Job: Identify, in the records below, every line where the string "Яндекс" appears, and copy each such line.

--- BEGIN ---

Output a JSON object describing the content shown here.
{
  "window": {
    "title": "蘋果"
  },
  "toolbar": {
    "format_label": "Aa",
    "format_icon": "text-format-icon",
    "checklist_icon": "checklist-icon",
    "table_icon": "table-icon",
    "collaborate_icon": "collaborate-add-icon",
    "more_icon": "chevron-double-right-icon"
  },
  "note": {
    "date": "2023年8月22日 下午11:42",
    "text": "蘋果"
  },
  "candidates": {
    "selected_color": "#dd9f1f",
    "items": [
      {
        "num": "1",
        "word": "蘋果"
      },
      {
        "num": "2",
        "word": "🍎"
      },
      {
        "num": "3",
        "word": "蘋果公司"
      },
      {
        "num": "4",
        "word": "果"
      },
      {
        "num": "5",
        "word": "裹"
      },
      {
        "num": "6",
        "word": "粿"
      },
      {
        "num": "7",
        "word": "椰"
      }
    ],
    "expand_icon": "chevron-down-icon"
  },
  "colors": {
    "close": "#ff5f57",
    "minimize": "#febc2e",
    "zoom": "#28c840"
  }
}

--- END ---
--- BEGIN ---

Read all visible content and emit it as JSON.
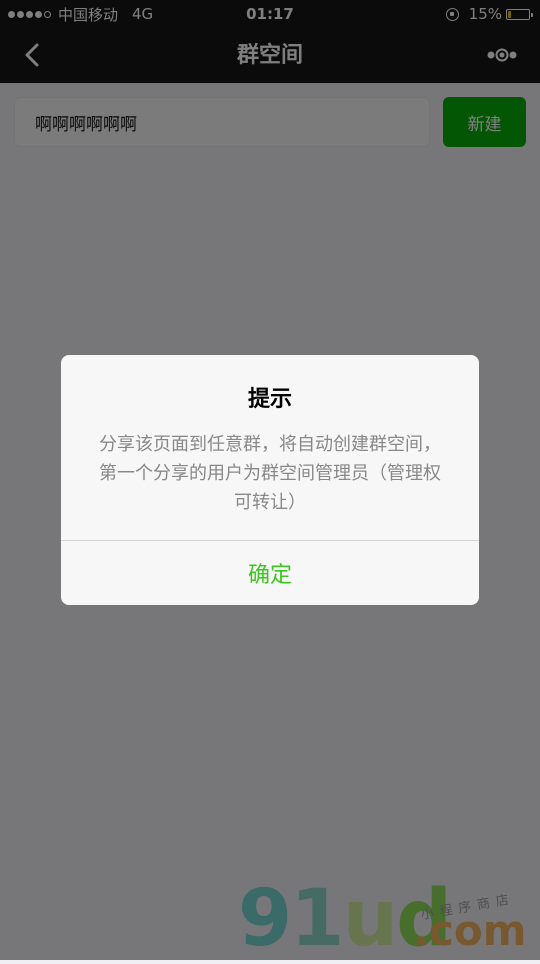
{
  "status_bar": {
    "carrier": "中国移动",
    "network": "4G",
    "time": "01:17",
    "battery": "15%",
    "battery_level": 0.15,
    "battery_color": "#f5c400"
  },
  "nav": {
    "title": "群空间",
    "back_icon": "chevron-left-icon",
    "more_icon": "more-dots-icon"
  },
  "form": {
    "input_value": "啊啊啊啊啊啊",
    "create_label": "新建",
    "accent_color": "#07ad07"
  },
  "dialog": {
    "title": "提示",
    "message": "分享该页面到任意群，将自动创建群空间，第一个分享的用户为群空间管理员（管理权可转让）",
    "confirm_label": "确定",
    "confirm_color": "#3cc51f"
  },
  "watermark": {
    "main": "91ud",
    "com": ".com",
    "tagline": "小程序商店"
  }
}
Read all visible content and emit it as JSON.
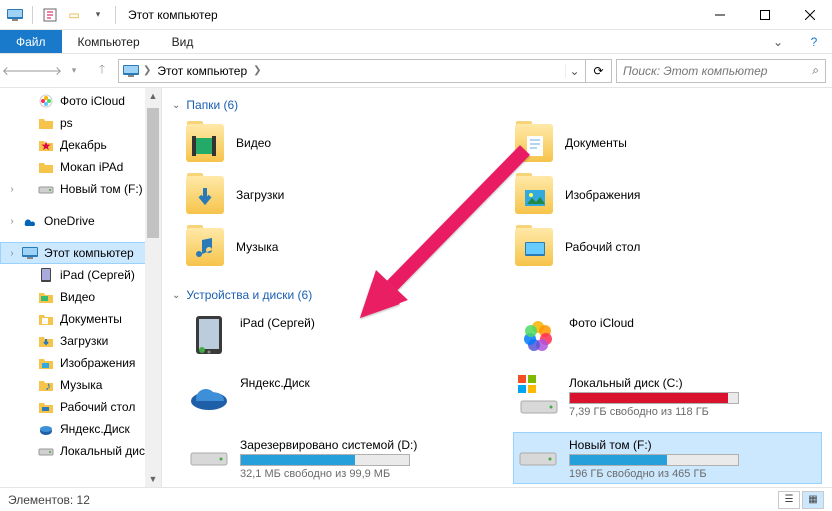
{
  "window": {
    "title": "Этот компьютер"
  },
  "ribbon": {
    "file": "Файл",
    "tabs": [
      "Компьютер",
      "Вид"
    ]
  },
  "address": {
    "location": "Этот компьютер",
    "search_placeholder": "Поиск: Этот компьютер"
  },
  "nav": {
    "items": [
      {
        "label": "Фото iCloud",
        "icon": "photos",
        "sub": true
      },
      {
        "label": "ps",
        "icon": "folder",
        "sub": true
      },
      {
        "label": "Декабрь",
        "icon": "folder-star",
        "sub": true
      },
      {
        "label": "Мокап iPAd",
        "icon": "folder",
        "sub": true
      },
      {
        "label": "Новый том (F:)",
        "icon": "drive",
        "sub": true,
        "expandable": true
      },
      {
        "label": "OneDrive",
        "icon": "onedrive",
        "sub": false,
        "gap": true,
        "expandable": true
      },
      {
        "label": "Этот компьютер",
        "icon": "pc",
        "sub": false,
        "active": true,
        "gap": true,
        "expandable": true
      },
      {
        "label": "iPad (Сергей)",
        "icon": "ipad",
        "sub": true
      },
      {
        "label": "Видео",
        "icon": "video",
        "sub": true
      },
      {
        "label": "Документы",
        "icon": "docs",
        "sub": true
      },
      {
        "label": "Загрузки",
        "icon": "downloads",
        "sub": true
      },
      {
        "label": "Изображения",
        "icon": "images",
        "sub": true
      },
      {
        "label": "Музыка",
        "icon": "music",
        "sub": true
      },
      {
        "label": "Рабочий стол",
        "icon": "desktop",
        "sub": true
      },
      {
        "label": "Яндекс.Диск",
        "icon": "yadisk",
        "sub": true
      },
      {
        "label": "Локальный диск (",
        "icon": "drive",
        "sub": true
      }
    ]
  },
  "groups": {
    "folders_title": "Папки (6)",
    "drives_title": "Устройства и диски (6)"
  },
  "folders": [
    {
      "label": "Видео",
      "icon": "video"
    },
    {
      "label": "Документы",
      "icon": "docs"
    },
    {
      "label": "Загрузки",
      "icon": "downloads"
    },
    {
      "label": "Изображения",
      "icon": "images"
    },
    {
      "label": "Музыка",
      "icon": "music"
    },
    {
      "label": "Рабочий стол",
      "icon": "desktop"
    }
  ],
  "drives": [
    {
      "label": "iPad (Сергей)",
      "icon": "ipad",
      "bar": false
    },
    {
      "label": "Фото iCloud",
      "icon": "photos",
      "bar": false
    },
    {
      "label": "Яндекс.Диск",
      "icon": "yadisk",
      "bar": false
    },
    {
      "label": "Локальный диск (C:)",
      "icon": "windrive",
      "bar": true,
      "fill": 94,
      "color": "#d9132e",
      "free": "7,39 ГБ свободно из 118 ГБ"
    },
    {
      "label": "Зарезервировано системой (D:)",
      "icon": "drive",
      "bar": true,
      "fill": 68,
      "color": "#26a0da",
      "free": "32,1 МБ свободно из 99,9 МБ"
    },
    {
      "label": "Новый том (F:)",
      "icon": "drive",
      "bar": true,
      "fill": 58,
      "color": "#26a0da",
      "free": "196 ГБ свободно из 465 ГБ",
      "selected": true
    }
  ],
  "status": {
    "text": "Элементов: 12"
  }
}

--- END ---

Full answer:
        "label": "Яндекс.Диск",
      "label": "Яндекс.Диск",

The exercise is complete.